### Work required:
Please show every line of the records that contains the string "Absorbance", matching case exactly.

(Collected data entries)
━━━━━━━━
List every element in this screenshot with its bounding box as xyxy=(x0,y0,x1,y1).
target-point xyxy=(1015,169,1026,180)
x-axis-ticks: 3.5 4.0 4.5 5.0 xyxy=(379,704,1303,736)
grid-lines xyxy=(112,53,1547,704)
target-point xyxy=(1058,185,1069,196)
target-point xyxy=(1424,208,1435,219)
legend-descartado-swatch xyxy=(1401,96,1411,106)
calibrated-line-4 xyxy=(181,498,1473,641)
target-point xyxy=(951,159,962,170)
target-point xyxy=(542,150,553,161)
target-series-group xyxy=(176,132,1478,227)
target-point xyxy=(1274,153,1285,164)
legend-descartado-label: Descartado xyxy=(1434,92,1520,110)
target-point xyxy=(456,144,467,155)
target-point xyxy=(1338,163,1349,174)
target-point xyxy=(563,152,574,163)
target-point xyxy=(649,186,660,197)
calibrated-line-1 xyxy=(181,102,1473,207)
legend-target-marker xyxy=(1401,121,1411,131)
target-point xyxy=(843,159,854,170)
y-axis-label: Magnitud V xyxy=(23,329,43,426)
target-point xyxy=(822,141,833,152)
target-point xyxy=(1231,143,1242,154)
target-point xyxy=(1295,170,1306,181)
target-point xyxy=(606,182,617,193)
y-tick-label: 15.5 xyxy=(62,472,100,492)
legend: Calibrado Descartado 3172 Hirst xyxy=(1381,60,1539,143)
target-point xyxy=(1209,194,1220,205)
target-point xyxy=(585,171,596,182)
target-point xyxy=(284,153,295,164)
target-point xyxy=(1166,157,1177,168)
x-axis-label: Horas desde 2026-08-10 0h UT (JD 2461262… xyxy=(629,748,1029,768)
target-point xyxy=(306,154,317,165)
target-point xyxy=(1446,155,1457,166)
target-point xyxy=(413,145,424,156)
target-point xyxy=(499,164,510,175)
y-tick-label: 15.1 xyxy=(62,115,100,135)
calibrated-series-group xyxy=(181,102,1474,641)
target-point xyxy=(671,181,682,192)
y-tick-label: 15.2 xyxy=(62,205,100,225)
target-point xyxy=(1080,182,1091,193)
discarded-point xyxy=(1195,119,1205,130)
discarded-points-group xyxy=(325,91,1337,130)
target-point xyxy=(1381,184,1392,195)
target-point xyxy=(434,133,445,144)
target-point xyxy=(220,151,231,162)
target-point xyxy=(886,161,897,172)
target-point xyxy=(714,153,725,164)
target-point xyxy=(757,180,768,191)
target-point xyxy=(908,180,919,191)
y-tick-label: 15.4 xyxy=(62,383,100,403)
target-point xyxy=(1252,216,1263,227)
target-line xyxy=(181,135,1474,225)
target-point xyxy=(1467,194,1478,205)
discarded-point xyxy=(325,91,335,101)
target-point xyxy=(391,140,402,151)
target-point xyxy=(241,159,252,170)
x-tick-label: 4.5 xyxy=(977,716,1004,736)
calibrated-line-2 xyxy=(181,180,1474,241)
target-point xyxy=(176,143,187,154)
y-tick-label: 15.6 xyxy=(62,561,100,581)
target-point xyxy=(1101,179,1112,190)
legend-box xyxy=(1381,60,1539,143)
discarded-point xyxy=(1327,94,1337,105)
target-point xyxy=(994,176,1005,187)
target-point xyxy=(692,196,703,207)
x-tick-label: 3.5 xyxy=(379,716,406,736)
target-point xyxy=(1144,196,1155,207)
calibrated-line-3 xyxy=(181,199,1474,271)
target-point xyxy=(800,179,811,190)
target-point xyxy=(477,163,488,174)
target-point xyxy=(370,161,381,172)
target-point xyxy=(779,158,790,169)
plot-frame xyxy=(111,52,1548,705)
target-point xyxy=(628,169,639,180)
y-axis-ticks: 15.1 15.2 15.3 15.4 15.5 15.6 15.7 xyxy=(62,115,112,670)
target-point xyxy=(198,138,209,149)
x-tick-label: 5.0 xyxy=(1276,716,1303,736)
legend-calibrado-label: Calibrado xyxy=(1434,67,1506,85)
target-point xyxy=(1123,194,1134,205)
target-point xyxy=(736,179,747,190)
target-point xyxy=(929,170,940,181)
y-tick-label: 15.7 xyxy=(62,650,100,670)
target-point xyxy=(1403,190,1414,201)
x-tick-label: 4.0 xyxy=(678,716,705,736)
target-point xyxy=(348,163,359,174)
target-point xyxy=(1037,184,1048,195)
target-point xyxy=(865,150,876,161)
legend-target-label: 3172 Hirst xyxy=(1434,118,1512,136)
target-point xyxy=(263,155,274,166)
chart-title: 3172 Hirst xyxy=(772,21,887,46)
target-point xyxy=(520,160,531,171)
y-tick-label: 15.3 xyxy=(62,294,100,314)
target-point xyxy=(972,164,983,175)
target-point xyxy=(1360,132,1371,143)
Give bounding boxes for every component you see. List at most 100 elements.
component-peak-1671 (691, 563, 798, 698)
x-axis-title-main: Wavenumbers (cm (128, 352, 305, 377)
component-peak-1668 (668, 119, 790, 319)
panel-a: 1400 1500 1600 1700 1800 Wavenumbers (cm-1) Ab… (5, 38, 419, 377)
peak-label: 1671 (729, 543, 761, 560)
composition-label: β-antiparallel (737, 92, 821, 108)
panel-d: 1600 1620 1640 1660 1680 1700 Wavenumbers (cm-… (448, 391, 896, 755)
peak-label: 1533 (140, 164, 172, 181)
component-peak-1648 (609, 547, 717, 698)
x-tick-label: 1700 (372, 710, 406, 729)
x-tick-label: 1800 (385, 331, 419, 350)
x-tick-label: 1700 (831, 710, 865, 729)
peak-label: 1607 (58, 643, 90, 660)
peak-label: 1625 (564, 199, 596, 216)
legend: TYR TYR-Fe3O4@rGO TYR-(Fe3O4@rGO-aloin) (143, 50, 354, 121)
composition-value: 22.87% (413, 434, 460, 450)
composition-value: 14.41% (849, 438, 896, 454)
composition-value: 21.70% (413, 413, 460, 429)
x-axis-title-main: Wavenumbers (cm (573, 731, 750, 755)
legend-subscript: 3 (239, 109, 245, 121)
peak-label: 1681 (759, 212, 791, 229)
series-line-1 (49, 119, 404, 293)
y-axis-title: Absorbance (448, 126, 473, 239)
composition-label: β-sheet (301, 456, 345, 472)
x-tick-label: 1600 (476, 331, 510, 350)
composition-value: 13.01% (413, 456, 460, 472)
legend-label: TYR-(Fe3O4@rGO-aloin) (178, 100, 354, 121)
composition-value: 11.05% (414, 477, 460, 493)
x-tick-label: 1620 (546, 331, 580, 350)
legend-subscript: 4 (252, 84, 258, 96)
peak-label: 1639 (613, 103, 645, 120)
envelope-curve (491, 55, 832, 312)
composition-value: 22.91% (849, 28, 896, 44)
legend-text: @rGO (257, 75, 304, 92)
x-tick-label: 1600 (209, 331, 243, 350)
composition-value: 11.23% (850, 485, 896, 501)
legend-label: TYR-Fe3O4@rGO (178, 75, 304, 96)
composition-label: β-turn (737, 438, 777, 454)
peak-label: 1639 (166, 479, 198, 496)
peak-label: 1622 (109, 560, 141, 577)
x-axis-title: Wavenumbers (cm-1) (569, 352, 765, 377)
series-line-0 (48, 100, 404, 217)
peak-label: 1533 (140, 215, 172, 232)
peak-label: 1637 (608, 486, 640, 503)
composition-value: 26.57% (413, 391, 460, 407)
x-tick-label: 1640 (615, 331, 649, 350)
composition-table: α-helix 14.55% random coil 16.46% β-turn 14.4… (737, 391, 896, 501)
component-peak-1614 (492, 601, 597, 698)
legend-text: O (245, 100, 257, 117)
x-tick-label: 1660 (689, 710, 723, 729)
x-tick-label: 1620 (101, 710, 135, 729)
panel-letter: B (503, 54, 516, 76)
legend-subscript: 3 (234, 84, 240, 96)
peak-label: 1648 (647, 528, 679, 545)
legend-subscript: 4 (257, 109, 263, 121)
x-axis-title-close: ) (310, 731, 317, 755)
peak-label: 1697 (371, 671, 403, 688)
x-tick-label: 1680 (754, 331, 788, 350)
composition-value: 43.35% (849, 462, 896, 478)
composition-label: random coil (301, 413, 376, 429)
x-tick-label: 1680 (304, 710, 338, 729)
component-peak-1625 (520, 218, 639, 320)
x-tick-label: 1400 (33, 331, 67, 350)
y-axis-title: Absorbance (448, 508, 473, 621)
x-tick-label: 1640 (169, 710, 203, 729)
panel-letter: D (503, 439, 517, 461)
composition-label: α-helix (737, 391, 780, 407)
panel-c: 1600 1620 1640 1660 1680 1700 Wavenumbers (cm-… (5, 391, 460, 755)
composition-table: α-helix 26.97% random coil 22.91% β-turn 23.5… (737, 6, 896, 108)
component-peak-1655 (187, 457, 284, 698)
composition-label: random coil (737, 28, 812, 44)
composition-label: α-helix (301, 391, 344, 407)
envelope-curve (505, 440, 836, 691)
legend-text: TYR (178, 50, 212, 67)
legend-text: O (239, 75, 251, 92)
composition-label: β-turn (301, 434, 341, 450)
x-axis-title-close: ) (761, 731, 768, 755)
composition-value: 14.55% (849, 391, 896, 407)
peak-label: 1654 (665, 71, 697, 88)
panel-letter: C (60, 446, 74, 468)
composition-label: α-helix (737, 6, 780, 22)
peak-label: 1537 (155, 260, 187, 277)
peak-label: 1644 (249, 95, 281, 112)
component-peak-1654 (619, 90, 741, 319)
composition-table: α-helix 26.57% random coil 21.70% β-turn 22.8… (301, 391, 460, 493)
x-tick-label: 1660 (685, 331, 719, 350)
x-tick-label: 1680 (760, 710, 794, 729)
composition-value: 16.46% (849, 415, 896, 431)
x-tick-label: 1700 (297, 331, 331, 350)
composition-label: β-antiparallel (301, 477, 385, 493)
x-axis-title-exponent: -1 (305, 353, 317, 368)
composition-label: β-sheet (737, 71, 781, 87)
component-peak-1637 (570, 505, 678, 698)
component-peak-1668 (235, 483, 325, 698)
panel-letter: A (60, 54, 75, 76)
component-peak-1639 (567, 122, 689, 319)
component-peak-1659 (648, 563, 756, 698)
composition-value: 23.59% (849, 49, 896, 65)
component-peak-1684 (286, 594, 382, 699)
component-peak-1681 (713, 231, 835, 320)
━━━━━━━━
### Correct answer:
y-axis-title: Absorbance (448, 126, 473, 239)
y-axis-title: Absorbance (448, 508, 473, 621)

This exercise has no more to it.